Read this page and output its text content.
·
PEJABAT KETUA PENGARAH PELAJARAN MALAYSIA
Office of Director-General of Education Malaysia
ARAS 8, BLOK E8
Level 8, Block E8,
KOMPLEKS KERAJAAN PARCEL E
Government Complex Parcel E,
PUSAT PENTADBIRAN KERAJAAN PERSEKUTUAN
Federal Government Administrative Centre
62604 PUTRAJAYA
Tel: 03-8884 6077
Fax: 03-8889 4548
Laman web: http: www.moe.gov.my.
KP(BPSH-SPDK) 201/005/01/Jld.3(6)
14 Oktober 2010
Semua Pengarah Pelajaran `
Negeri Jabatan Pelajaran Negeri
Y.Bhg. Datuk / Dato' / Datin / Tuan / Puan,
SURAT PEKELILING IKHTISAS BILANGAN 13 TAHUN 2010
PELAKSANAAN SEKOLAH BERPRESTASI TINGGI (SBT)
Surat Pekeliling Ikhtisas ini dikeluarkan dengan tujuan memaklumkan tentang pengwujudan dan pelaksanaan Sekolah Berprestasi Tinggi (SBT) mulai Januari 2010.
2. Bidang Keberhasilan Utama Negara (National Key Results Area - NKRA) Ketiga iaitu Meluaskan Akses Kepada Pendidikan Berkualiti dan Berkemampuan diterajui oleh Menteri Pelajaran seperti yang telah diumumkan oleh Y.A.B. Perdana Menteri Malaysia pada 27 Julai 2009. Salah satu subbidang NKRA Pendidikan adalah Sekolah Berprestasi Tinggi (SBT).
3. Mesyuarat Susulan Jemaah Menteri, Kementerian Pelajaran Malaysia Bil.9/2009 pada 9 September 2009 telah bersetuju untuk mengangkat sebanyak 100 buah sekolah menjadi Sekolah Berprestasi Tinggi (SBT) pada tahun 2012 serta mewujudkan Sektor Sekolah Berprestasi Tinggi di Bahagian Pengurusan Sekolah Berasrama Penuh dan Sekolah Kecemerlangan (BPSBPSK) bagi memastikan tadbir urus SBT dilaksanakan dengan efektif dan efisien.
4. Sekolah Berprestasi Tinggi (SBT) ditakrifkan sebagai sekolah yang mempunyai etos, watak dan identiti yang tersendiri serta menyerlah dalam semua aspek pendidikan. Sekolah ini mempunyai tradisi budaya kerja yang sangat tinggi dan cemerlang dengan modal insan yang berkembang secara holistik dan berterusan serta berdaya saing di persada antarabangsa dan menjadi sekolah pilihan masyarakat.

■ **WHAT YOU HAVE TO DO**
Go through the material above and count the lines that contain "Government"; answer with the number alone.

■ **EXPECTED OUTPUT**
2